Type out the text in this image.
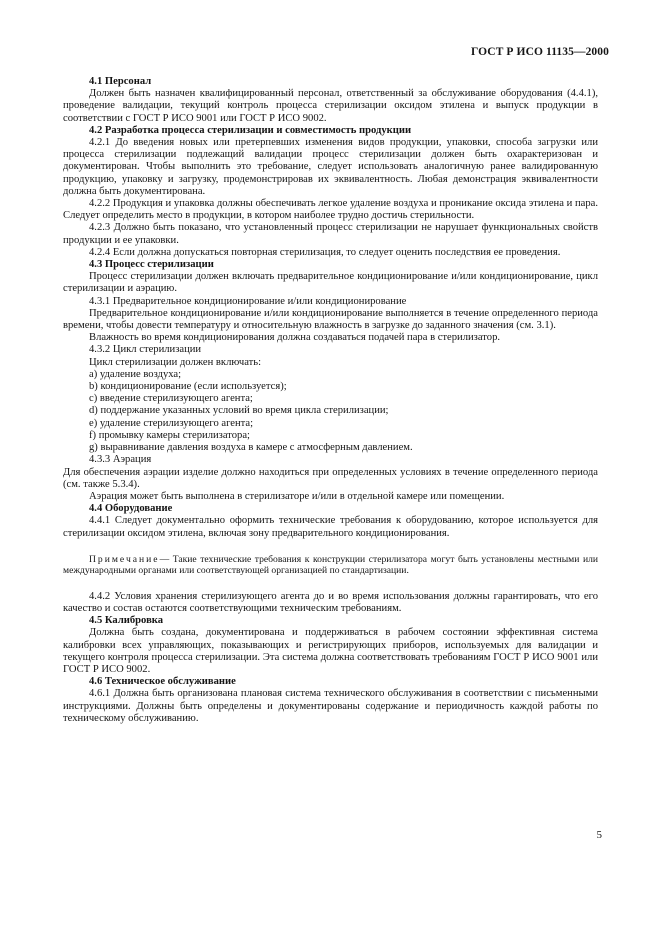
ГОСТ Р ИСО 11135—2000

4.1 Персонал

Должен быть назначен квалифицированный персонал, ответственный за обслуживание оборудования (4.4.1), проведение валидации, текущий контроль процесса стерилизации оксидом этилена и выпуск продукции в соответствии с ГОСТ Р ИСО 9001 или ГОСТ Р ИСО 9002.

4.2 Разработка процесса стерилизации и совместимость продукции

4.2.1 До введения новых или претерпевших изменения видов продукции, упаковки, способа загрузки или процесса стерилизации подлежащий валидации процесс стерилизации должен быть охарактеризован и документирован. Чтобы выполнить это требование, следует использовать аналогичную ранее валидированную продукцию, упаковку и загрузку, продемонстрировав их эквивалентность. Любая демонстрация эквивалентности должна быть документирована.

4.2.2 Продукция и упаковка должны обеспечивать легкое удаление воздуха и проникание оксида этилена и пара. Следует определить место в продукции, в котором наиболее трудно достичь стерильности.

4.2.3 Должно быть показано, что установленный процесс стерилизации не нарушает функциональных свойств продукции и ее упаковки.

4.2.4 Если должна допускаться повторная стерилизация, то следует оценить последствия ее проведения.

4.3 Процесс стерилизации

Процесс стерилизации должен включать предварительное кондиционирование и/или кондиционирование, цикл стерилизации и аэрацию.

4.3.1 Предварительное кондиционирование и/или кондиционирование

Предварительное кондиционирование и/или кондиционирование выполняется в течение определенного периода времени, чтобы довести температуру и относительную влажность в загрузке до заданного значения (см. 3.1).

Влажность во время кондиционирования должна создаваться подачей пара в стерилизатор.

4.3.2 Цикл стерилизации

Цикл стерилизации должен включать:

a) удаление воздуха;

b) кондиционирование (если используется);

c) введение стерилизующего агента;

d) поддержание указанных условий во время цикла стерилизации;

e) удаление стерилизующего агента;

f) промывку камеры стерилизатора;

g) выравнивание давления воздуха в камере с атмосферным давлением.

4.3.3 Аэрация

Для обеспечения аэрации изделие должно находиться при определенных условиях в течение определенного периода (см. также 5.3.4).

Аэрация может быть выполнена в стерилизаторе и/или в отдельной камере или помещении.

4.4 Оборудование

4.4.1 Следует документально оформить технические требования к оборудованию, которое используется для стерилизации оксидом этилена, включая зону предварительного кондиционирования.

Примечание— Такие технические требования к конструкции стерилизатора могут быть установлены местными или международными органами или соответствующей организацией по стандартизации.

4.4.2 Условия хранения стерилизующего агента до и во время использования должны гарантировать, что его качество и состав остаются соответствующими техническим требованиям.

4.5 Калибровка

Должна быть создана, документирована и поддерживаться в рабочем состоянии эффективная система калибровки всех управляющих, показывающих и регистрирующих приборов, используемых для валидации и текущего контроля процесса стерилизации. Эта система должна соответствовать требованиям ГОСТ Р ИСО 9001 или ГОСТ Р ИСО 9002.

4.6 Техническое обслуживание

4.6.1 Должна быть организована плановая система технического обслуживания в соответствии с письменными инструкциями. Должны быть определены и документированы содержание и периодичность каждой работы по техническому обслуживанию.

5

....

[Short problem]:
With the pictures omitted, reproduce the records in full and exactly.

[Task answer]:
Type out the text in this image.
ГОСТ Р ИСО 11135—2000

4.1 Персонал

Должен быть назначен квалифицированный персонал, ответственный за обслуживание оборудования (4.4.1), проведение валидации, текущий контроль процесса стерилизации оксидом этилена и выпуск продукции в соответствии с ГОСТ Р ИСО 9001 или ГОСТ Р ИСО 9002.

4.2 Разработка процесса стерилизации и совместимость продукции

4.2.1 До введения новых или претерпевших изменения видов продукции, упаковки, способа загрузки или процесса стерилизации подлежащий валидации процесс стерилизации должен быть охарактеризован и документирован. Чтобы выполнить это требование, следует использовать аналогичную ранее валидированную продукцию, упаковку и загрузку, продемонстрировав их эквивалентность. Любая демонстрация эквивалентности должна быть документирована.

4.2.2 Продукция и упаковка должны обеспечивать легкое удаление воздуха и проникание оксида этилена и пара. Следует определить место в продукции, в котором наиболее трудно достичь стерильности.

4.2.3 Должно быть показано, что установленный процесс стерилизации не нарушает функциональных свойств продукции и ее упаковки.

4.2.4 Если должна допускаться повторная стерилизация, то следует оценить последствия ее проведения.

4.3 Процесс стерилизации

Процесс стерилизации должен включать предварительное кондиционирование и/или кондиционирование, цикл стерилизации и аэрацию.

4.3.1 Предварительное кондиционирование и/или кондиционирование

Предварительное кондиционирование и/или кондиционирование выполняется в течение определенного периода времени, чтобы довести температуру и относительную влажность в загрузке до заданного значения (см. 3.1).

Влажность во время кондиционирования должна создаваться подачей пара в стерилизатор.

4.3.2 Цикл стерилизации

Цикл стерилизации должен включать:

a) удаление воздуха;

b) кондиционирование (если используется);

c) введение стерилизующего агента;

d) поддержание указанных условий во время цикла стерилизации;

e) удаление стерилизующего агента;

f) промывку камеры стерилизатора;

g) выравнивание давления воздуха в камере с атмосферным давлением.

4.3.3 Аэрация

Для обеспечения аэрации изделие должно находиться при определенных условиях в течение определенного периода (см. также 5.3.4).

Аэрация может быть выполнена в стерилизаторе и/или в отдельной камере или помещении.

4.4 Оборудование

4.4.1 Следует документально оформить технические требования к оборудованию, которое используется для стерилизации оксидом этилена, включая зону предварительного кондиционирования.

Примечание— Такие технические требования к конструкции стерилизатора могут быть установлены местными или международными органами или соответствующей организацией по стандартизации.

4.4.2 Условия хранения стерилизующего агента до и во время использования должны гарантировать, что его качество и состав остаются соответствующими техническим требованиям.

4.5 Калибровка

Должна быть создана, документирована и поддерживаться в рабочем состоянии эффективная система калибровки всех управляющих, показывающих и регистрирующих приборов, используемых для валидации и текущего контроля процесса стерилизации. Эта система должна соответствовать требованиям ГОСТ Р ИСО 9001 или ГОСТ Р ИСО 9002.

4.6 Техническое обслуживание

4.6.1 Должна быть организована плановая система технического обслуживания в соответствии с письменными инструкциями. Должны быть определены и документированы содержание и периодичность каждой работы по техническому обслуживанию.

5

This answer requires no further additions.